TASK STATEMENT:
Print the entries below in their entirety, exactly as they are written.

------ DATASET EXCERPTS ------

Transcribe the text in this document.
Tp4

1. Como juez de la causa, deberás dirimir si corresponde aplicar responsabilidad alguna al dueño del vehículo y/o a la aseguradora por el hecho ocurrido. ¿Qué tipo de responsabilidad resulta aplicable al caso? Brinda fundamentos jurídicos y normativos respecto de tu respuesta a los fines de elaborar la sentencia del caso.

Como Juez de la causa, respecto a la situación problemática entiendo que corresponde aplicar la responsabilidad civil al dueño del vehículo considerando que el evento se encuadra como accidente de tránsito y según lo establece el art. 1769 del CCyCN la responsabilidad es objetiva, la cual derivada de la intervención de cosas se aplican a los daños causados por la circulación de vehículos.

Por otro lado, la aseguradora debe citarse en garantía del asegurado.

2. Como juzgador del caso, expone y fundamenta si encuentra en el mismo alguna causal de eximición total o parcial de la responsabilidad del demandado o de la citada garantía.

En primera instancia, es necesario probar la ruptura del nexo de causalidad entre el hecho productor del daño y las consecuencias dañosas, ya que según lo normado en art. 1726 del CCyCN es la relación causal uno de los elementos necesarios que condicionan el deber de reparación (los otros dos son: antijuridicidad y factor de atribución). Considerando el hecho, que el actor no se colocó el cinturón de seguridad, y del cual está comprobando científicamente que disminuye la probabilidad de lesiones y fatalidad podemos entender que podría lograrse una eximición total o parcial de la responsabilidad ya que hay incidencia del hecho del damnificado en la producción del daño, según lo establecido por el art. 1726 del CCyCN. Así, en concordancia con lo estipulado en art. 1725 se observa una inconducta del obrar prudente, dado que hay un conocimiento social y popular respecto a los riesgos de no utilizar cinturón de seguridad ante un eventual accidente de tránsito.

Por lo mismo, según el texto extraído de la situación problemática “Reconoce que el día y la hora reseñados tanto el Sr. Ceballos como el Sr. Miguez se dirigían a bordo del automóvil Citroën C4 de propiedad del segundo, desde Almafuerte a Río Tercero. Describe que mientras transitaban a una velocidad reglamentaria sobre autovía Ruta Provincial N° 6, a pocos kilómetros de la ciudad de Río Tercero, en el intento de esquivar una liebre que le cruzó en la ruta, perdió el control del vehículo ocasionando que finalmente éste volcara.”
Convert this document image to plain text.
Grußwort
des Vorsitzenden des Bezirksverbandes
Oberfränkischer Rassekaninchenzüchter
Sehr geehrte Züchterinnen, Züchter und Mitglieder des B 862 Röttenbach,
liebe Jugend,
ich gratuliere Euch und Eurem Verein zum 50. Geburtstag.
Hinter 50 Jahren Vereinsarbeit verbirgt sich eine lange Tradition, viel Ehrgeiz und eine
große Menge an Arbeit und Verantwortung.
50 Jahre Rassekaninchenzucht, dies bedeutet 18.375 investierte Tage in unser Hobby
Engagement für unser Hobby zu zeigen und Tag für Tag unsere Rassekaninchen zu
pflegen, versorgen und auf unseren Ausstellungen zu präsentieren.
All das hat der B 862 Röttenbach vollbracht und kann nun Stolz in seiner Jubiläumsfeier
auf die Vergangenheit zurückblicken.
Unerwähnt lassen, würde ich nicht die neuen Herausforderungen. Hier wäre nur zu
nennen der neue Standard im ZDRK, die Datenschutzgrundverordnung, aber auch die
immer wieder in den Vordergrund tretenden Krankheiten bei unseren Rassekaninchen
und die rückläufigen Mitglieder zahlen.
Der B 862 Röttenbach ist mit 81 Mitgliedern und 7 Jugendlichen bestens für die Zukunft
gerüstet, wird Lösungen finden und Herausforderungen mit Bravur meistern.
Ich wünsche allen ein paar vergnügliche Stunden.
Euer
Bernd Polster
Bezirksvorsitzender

------

FULL OUTPUT:
Transcribe the text in this document.
Tp4

1. Como juez de la causa, deberás dirimir si corresponde aplicar responsabilidad alguna al dueño del vehículo y/o a la aseguradora por el hecho ocurrido. ¿Qué tipo de responsabilidad resulta aplicable al caso? Brinda fundamentos jurídicos y normativos respecto de tu respuesta a los fines de elaborar la sentencia del caso.

Como Juez de la causa, respecto a la situación problemática entiendo que corresponde aplicar la responsabilidad civil al dueño del vehículo considerando que el evento se encuadra como accidente de tránsito y según lo establece el art. 1769 del CCyCN la responsabilidad es objetiva, la cual derivada de la intervención de cosas se aplican a los daños causados por la circulación de vehículos.

Por otro lado, la aseguradora debe citarse en garantía del asegurado.

2. Como juzgador del caso, expone y fundamenta si encuentra en el mismo alguna causal de eximición total o parcial de la responsabilidad del demandado o de la citada garantía.

En primera instancia, es necesario probar la ruptura del nexo de causalidad entre el hecho productor del daño y las consecuencias dañosas, ya que según lo normado en art. 1726 del CCyCN es la relación causal uno de los elementos necesarios que condicionan el deber de reparación (los otros dos son: antijuridicidad y factor de atribución). Considerando el hecho, que el actor no se colocó el cinturón de seguridad, y del cual está comprobando científicamente que disminuye la probabilidad de lesiones y fatalidad podemos entender que podría lograrse una eximición total o parcial de la responsabilidad ya que hay incidencia del hecho del damnificado en la producción del daño, según lo establecido por el art. 1726 del CCyCN. Así, en concordancia con lo estipulado en art. 1725 se observa una inconducta del obrar prudente, dado que hay un conocimiento social y popular respecto a los riesgos de no utilizar cinturón de seguridad ante un eventual accidente de tránsito.

Por lo mismo, según el texto extraído de la situación problemática “Reconoce que el día y la hora reseñados tanto el Sr. Ceballos como el Sr. Miguez se dirigían a bordo del automóvil Citroën C4 de propiedad del segundo, desde Almafuerte a Río Tercero. Describe que mientras transitaban a una velocidad reglamentaria sobre autovía Ruta Provincial N° 6, a pocos kilómetros de la ciudad de Río Tercero, en el intento de esquivar una liebre que le cruzó en la ruta, perdió el control del vehículo ocasionando que finalmente éste volcara.”
Convert this document image to plain text.
Grußwort
des Vorsitzenden des Bezirksverbandes
Oberfränkischer Rassekaninchenzüchter
Sehr geehrte Züchterinnen, Züchter und Mitglieder des B 862 Röttenbach,
liebe Jugend,
ich gratuliere Euch und Eurem Verein zum 50. Geburtstag.
Hinter 50 Jahren Vereinsarbeit verbirgt sich eine lange Tradition, viel Ehrgeiz und eine
große Menge an Arbeit und Verantwortung.
50 Jahre Rassekaninchenzucht, dies bedeutet 18.375 investierte Tage in unser Hobby
Engagement für unser Hobby zu zeigen und Tag für Tag unsere Rassekaninchen zu
pflegen, versorgen und auf unseren Ausstellungen zu präsentieren.
All das hat der B 862 Röttenbach vollbracht und kann nun Stolz in seiner Jubiläumsfeier
auf die Vergangenheit zurückblicken.
Unerwähnt lassen, würde ich nicht die neuen Herausforderungen. Hier wäre nur zu
nennen der neue Standard im ZDRK, die Datenschutzgrundverordnung, aber auch die
immer wieder in den Vordergrund tretenden Krankheiten bei unseren Rassekaninchen
und die rückläufigen Mitglieder zahlen.
Der B 862 Röttenbach ist mit 81 Mitgliedern und 7 Jugendlichen bestens für die Zukunft
gerüstet, wird Lösungen finden und Herausforderungen mit Bravur meistern.
Ich wünsche allen ein paar vergnügliche Stunden.
Euer
Bernd Polster
Bezirksvorsitzender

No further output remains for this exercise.